Task details:
Pick out and copy every line below that has the word "elements".

— start Stored data —

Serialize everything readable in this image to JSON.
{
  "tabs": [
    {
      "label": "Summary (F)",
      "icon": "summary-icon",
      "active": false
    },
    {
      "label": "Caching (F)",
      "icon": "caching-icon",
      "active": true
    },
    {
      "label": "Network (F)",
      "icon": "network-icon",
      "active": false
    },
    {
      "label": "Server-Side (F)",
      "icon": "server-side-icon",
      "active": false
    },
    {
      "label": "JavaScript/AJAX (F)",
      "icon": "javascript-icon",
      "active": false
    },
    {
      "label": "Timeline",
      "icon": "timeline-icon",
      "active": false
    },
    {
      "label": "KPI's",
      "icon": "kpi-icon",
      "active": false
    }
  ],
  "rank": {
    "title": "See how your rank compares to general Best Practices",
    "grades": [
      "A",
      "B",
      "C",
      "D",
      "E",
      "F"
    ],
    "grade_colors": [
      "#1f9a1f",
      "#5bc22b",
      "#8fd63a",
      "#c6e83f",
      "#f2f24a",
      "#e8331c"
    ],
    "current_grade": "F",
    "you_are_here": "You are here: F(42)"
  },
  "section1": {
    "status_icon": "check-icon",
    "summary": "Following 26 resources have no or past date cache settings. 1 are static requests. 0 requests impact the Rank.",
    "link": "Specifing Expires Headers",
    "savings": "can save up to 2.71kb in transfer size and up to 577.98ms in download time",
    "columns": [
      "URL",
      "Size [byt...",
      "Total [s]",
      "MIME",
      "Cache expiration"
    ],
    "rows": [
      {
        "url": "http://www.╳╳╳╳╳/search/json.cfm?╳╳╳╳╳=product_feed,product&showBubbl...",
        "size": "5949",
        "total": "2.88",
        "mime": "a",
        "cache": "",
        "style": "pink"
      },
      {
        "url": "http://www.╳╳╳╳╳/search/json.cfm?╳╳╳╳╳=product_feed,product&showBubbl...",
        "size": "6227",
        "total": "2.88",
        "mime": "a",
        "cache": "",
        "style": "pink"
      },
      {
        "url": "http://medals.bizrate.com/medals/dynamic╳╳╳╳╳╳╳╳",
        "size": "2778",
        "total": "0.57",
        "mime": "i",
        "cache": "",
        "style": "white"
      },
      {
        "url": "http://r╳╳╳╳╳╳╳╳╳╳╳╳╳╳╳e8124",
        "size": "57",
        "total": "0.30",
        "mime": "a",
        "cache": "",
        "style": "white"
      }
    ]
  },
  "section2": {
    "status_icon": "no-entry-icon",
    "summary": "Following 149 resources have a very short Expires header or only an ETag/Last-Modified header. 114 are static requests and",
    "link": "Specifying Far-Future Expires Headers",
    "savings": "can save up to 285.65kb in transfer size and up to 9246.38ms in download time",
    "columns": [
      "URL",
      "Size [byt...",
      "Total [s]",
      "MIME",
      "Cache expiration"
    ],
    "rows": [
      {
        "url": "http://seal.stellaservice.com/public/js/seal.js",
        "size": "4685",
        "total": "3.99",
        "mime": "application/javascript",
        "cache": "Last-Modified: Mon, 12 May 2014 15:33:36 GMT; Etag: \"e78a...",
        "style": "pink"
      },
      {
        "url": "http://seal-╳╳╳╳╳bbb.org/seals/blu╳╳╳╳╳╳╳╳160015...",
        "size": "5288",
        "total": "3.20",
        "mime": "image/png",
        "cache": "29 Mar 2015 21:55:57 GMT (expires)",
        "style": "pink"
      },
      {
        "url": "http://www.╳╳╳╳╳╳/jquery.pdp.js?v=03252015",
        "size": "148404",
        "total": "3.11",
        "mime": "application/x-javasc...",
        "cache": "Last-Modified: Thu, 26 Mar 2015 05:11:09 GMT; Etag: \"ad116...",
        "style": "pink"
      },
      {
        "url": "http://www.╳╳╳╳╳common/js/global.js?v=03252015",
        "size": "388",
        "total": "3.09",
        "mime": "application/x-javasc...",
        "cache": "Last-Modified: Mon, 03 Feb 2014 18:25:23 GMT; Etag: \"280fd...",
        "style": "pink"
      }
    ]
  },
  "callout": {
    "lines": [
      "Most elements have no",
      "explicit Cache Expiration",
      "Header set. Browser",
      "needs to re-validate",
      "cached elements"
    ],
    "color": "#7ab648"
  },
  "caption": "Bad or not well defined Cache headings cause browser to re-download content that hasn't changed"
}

— end Stored data —
— start Stored data —

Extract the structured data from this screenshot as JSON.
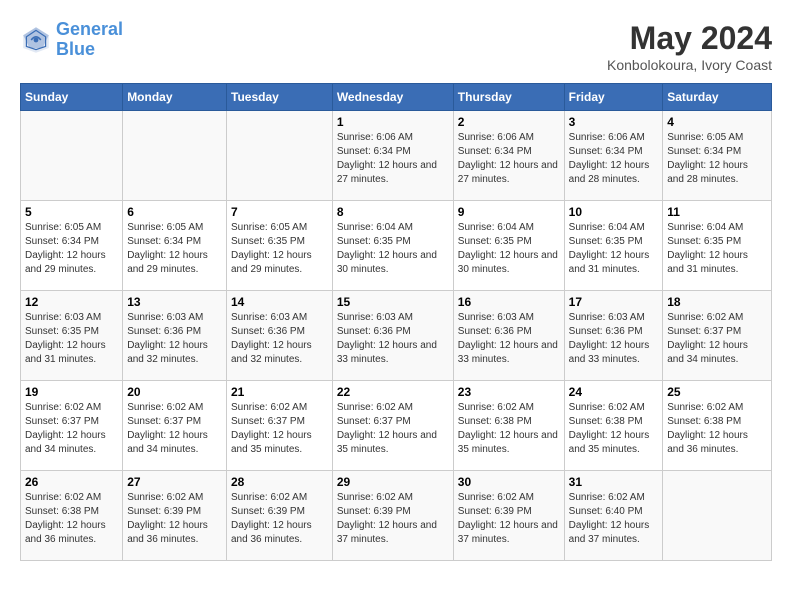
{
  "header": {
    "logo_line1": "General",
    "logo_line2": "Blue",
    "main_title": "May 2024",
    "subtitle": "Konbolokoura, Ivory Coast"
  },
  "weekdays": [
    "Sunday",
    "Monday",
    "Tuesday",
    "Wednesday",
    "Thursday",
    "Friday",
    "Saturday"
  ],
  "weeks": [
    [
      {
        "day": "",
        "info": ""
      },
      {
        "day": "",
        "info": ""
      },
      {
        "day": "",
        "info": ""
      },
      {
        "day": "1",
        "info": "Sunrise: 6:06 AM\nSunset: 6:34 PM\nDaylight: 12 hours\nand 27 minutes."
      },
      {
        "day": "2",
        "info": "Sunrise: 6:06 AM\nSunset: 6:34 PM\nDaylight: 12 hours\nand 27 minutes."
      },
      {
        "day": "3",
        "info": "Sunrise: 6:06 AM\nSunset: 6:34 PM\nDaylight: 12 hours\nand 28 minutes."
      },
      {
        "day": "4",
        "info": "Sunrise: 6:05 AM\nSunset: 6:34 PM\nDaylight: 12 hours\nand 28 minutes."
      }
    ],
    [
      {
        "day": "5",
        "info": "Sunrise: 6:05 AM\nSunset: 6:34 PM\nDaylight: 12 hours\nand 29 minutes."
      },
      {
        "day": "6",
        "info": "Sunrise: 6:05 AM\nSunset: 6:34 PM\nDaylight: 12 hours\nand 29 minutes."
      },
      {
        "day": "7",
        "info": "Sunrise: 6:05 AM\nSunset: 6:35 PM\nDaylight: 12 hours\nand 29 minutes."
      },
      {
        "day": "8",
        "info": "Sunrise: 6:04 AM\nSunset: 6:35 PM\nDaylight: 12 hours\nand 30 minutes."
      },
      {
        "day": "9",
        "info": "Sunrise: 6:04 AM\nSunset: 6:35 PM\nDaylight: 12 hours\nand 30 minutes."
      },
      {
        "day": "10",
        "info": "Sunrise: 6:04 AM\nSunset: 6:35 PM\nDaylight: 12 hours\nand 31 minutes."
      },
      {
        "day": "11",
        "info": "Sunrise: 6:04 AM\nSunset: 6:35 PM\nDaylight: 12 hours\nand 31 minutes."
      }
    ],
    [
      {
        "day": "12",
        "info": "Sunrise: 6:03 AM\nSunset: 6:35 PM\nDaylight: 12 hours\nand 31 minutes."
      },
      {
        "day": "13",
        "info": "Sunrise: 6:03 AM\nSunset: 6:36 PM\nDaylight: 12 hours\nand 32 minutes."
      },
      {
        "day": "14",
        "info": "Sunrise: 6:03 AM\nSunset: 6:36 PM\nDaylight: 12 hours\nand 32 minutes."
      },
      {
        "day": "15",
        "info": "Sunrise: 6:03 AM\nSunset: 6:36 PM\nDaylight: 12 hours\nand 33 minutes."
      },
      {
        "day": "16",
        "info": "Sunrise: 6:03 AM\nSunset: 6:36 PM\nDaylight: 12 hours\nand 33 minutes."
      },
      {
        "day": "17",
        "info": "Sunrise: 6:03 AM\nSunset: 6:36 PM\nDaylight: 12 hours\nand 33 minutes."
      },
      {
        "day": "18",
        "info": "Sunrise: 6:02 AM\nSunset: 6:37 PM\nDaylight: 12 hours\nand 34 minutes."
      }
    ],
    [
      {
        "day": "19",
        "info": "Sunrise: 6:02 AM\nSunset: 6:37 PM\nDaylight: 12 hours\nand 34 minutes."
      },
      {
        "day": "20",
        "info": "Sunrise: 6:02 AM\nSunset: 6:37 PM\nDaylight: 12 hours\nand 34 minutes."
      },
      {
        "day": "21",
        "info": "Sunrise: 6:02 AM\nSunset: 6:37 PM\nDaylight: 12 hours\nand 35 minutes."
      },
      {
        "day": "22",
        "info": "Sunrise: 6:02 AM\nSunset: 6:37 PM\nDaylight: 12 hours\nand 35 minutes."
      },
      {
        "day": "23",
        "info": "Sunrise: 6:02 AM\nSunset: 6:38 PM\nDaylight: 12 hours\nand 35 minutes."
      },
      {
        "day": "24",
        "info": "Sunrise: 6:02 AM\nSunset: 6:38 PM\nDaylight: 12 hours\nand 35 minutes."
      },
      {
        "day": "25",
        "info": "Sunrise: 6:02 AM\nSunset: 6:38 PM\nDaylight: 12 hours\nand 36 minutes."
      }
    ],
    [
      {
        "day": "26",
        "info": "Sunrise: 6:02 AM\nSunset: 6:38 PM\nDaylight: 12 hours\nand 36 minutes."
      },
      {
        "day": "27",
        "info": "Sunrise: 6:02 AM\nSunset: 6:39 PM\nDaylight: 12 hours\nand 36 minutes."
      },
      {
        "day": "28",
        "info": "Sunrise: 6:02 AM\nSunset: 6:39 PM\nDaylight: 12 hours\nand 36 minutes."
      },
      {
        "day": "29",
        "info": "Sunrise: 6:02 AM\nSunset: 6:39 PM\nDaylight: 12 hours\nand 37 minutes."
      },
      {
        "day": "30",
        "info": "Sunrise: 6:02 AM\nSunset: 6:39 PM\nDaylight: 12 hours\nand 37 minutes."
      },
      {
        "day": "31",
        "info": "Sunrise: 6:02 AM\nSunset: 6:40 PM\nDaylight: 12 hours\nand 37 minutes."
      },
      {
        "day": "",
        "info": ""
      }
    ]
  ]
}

— end Stored data —

Solution to this task:
      "Most elements have no",
      "cached elements"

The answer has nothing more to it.